[Stored records]

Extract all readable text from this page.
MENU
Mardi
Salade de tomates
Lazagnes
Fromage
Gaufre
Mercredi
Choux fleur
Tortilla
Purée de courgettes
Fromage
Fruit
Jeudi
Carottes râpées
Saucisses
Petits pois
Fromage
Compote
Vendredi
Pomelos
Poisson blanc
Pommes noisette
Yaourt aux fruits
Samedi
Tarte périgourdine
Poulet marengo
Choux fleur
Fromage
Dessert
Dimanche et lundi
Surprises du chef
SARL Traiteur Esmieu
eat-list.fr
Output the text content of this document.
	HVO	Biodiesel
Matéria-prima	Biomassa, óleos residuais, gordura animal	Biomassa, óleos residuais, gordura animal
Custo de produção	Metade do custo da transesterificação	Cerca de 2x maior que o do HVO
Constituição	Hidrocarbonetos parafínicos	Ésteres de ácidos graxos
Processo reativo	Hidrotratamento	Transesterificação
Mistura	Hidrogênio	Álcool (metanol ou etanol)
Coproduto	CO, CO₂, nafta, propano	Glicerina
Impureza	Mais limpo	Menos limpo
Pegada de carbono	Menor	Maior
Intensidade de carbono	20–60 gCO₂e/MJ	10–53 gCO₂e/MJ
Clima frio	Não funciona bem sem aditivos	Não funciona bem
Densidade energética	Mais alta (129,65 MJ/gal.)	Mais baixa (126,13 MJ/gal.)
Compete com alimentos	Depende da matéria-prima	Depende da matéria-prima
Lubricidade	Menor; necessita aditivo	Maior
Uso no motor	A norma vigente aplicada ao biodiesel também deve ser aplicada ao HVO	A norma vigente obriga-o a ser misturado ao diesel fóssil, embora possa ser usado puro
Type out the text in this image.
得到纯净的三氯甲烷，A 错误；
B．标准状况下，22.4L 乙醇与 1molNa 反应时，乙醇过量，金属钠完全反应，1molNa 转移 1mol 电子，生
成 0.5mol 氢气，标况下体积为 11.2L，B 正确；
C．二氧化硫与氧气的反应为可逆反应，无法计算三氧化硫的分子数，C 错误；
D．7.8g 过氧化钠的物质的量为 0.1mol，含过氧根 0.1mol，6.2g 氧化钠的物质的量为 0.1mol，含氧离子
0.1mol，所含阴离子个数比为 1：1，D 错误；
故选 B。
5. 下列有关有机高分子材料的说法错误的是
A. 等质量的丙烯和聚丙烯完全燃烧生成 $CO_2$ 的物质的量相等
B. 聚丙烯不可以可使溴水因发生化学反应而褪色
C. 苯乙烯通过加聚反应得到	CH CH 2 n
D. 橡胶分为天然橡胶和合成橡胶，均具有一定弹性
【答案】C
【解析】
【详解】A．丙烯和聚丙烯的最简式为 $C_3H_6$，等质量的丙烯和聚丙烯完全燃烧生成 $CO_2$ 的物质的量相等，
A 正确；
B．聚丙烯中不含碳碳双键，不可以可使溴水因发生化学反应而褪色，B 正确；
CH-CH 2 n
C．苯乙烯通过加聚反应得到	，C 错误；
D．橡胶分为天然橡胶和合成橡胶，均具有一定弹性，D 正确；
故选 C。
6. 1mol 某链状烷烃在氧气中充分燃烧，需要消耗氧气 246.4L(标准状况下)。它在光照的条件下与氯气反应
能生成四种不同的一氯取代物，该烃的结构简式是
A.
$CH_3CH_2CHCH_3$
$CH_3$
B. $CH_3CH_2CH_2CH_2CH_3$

• _The request_:
Above are some records; repeat all of them exactly.

• _Written answer_:
Extract all readable text from this page.
MENU
Mardi
Salade de tomates
Lazagnes
Fromage
Gaufre
Mercredi
Choux fleur
Tortilla
Purée de courgettes
Fromage
Fruit
Jeudi
Carottes râpées
Saucisses
Petits pois
Fromage
Compote
Vendredi
Pomelos
Poisson blanc
Pommes noisette
Yaourt aux fruits
Samedi
Tarte périgourdine
Poulet marengo
Choux fleur
Fromage
Dessert
Dimanche et lundi
Surprises du chef
SARL Traiteur Esmieu
eat-list.fr
Output the text content of this document.
	HVO	Biodiesel
Matéria-prima	Biomassa, óleos residuais, gordura animal	Biomassa, óleos residuais, gordura animal
Custo de produção	Metade do custo da transesterificação	Cerca de 2x maior que o do HVO
Constituição	Hidrocarbonetos parafínicos	Ésteres de ácidos graxos
Processo reativo	Hidrotratamento	Transesterificação
Mistura	Hidrogênio	Álcool (metanol ou etanol)
Coproduto	CO, CO₂, nafta, propano	Glicerina
Impureza	Mais limpo	Menos limpo
Pegada de carbono	Menor	Maior
Intensidade de carbono	20–60 gCO₂e/MJ	10–53 gCO₂e/MJ
Clima frio	Não funciona bem sem aditivos	Não funciona bem
Densidade energética	Mais alta (129,65 MJ/gal.)	Mais baixa (126,13 MJ/gal.)
Compete com alimentos	Depende da matéria-prima	Depende da matéria-prima
Lubricidade	Menor; necessita aditivo	Maior
Uso no motor	A norma vigente aplicada ao biodiesel também deve ser aplicada ao HVO	A norma vigente obriga-o a ser misturado ao diesel fóssil, embora possa ser usado puro
Type out the text in this image.
得到纯净的三氯甲烷，A 错误；
B．标准状况下，22.4L 乙醇与 1molNa 反应时，乙醇过量，金属钠完全反应，1molNa 转移 1mol 电子，生
成 0.5mol 氢气，标况下体积为 11.2L，B 正确；
C．二氧化硫与氧气的反应为可逆反应，无法计算三氧化硫的分子数，C 错误；
D．7.8g 过氧化钠的物质的量为 0.1mol，含过氧根 0.1mol，6.2g 氧化钠的物质的量为 0.1mol，含氧离子
0.1mol，所含阴离子个数比为 1：1，D 错误；
故选 B。
5. 下列有关有机高分子材料的说法错误的是
A. 等质量的丙烯和聚丙烯完全燃烧生成 $CO_2$ 的物质的量相等
B. 聚丙烯不可以可使溴水因发生化学反应而褪色
C. 苯乙烯通过加聚反应得到	CH CH 2 n
D. 橡胶分为天然橡胶和合成橡胶，均具有一定弹性
【答案】C
【解析】
【详解】A．丙烯和聚丙烯的最简式为 $C_3H_6$，等质量的丙烯和聚丙烯完全燃烧生成 $CO_2$ 的物质的量相等，
A 正确；
B．聚丙烯中不含碳碳双键，不可以可使溴水因发生化学反应而褪色，B 正确；
CH-CH 2 n
C．苯乙烯通过加聚反应得到	，C 错误；
D．橡胶分为天然橡胶和合成橡胶，均具有一定弹性，D 正确；
故选 C。
6. 1mol 某链状烷烃在氧气中充分燃烧，需要消耗氧气 246.4L(标准状况下)。它在光照的条件下与氯气反应
能生成四种不同的一氯取代物，该烃的结构简式是
A.
$CH_3CH_2CHCH_3$
$CH_3$
B. $CH_3CH_2CH_2CH_2CH_3$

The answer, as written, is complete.